### PROBLEM DETAILS
Lines containing the string "data" are to be collected in full.

### ITEMS
+ + + + +
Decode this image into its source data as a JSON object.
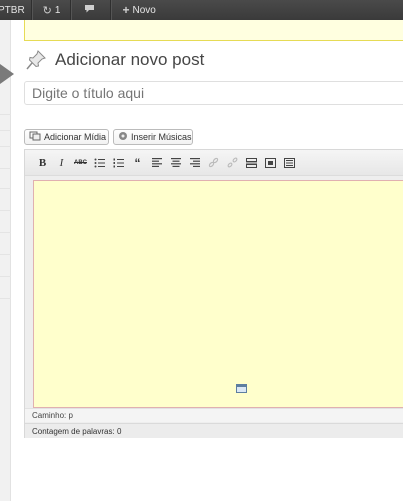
{
  "adminbar": {
    "site_label": "PTBR",
    "updates_count": "1",
    "updates_icon": "refresh-icon",
    "comments_icon": "speech-bubble-icon",
    "new_icon": "plus-icon",
    "new_label": "Novo"
  },
  "heading": {
    "icon": "pushpin-icon",
    "title": "Adicionar novo post"
  },
  "title_field": {
    "placeholder": "Digite o título aqui",
    "value": ""
  },
  "media_buttons": {
    "add_media": "Adicionar Mídia",
    "insert_music": "Inserir Músicas"
  },
  "toolbar": {
    "bold": "B",
    "italic": "I",
    "strikethrough": "ABC",
    "icons": [
      "bold-icon",
      "italic-icon",
      "strikethrough-icon",
      "bullet-list-icon",
      "numbered-list-icon",
      "blockquote-icon",
      "align-left-icon",
      "align-center-icon",
      "align-right-icon",
      "insert-link-icon",
      "remove-link-icon",
      "insert-more-icon",
      "fullscreen-icon",
      "kitchen-sink-icon"
    ]
  },
  "editor": {
    "path_label": "Caminho: p",
    "word_count_label": "Contagem de palavras: 0",
    "content_bg": "#ffffcc"
  },
  "colors": {
    "adminbar_bg": "#464646",
    "notice_bg": "#ffffe0",
    "notice_border": "#e6db55"
  }
}
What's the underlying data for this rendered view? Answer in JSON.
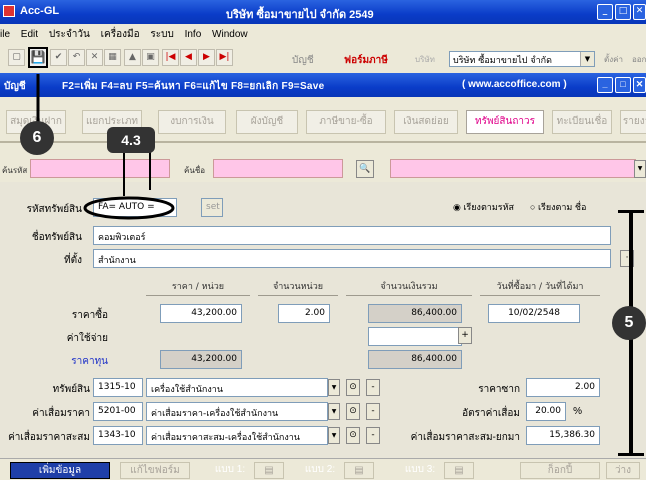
{
  "window": {
    "app_name": "Acc-GL",
    "document_title": "บริษัท ซื้อมาขายไป จำกัด 2549",
    "min": "_",
    "max": "□",
    "close": "✕"
  },
  "menu": [
    "ile",
    "Edit",
    "ประจำวัน",
    "เครื่องมือ",
    "ระบบ",
    "Info",
    "Window"
  ],
  "toolbar": {
    "buttons": [
      "▢",
      "✔",
      "↶",
      "✕",
      "▦",
      "▲",
      "▣",
      "|◀",
      "◀",
      "▶",
      "▶|"
    ],
    "links": {
      "account": "บัญชี",
      "tax_form": "ฟอร์มภาษี",
      "company": "บริษัท"
    },
    "company_value": "บริษัท ซื้อมาขายไป จำกัด",
    "setup": "ตั้งค่า",
    "logout": "ออก",
    "save_icon": "💾"
  },
  "subbar": {
    "label": "บัญชี",
    "hotkeys": "F2=เพิ่ม F4=ลบ F5=ค้นหา F6=แก้ไข F8=ยกเลิก F9=Save",
    "url": "( www.accoffice.com )"
  },
  "tabs": [
    "สมุดเงินฝาก",
    "แยกประเภท",
    "งบการเงิน",
    "ผังบัญชี",
    "ภาษีขาย-ซื้อ",
    "เงินสดย่อย",
    "ทรัพย์สินถาวร",
    "ทะเบียนเชื่อ",
    "รายงาน"
  ],
  "search": {
    "code_label": "ค้นรหัส",
    "name_label": "ค้นชื่อ",
    "binoc": "🔍"
  },
  "form": {
    "asset_code_label": "รหัสทรัพย์สิน",
    "asset_code_value": "FA= AUTO =",
    "set_button": "set",
    "sort_by_code": "เรียงตามรหัส",
    "sort_by_name": "เรียงตาม ชื่อ",
    "asset_name_label": "ชื่อทรัพย์สิน",
    "asset_name_value": "คอมพิวเตอร์",
    "location_label": "ที่ตั้ง",
    "location_value": "สำนักงาน",
    "side_button": "·",
    "headers": [
      "ราคา / หน่วย",
      "จำนวนหน่วย",
      "จำนวนเงินรวม",
      "วันที่ซื้อมา / วันที่ได้มา"
    ],
    "purchase_price_label": "ราคาซื้อ",
    "purchase_unit_price": "43,200.00",
    "units": "2.00",
    "purchase_total": "86,400.00",
    "purchase_date": "10/02/2548",
    "expense_label": "ค่าใช้จ่าย",
    "expense_total": "",
    "plus": "+",
    "cost_label": "ราคาทุน",
    "cost_unit": "43,200.00",
    "cost_total": "86,400.00"
  },
  "accounts": [
    {
      "label": "ทรัพย์สิน",
      "code": "1315-10",
      "name": "เครื่องใช้สำนักงาน"
    },
    {
      "label": "ค่าเสื่อมราคา",
      "code": "5201-00",
      "name": "ค่าเสื่อมราคา-เครื่องใช้สำนักงาน"
    },
    {
      "label": "ค่าเสื่อมราคาสะสม",
      "code": "1343-10",
      "name": "ค่าเสื่อมราคาสะสม-เครื่องใช้สำนักงาน"
    }
  ],
  "right_fields": {
    "salvage_label": "ราคาซาก",
    "salvage_value": "2.00",
    "rate_label": "อัตราค่าเสื่อม",
    "rate_value": "20.00",
    "pct": "%",
    "accum_label": "ค่าเสื่อมราคาสะสม-ยกมา",
    "accum_value": "15,386.30"
  },
  "footer": {
    "add": "เพิ่มข้อมูล",
    "edit": "แก้ไขฟอร์ม",
    "form1": "แบบ 1:",
    "form2": "แบบ 2:",
    "form3": "แบบ 3:",
    "save_next": "ก็อกปี้",
    "empty": "ว่าง"
  },
  "callouts": {
    "c6": "6",
    "c43": "4.3",
    "c5": "5"
  },
  "colors": {
    "title_blue": "#0a3cc8",
    "active_tab": "#e0008a",
    "pink_field": "#ffc6e8"
  }
}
+ + + + +
### RESULT OF THIS EXERCISE
Decode this image into its source data as a JSON object.
What's the underlying data for this rendered view? Answer in JSON.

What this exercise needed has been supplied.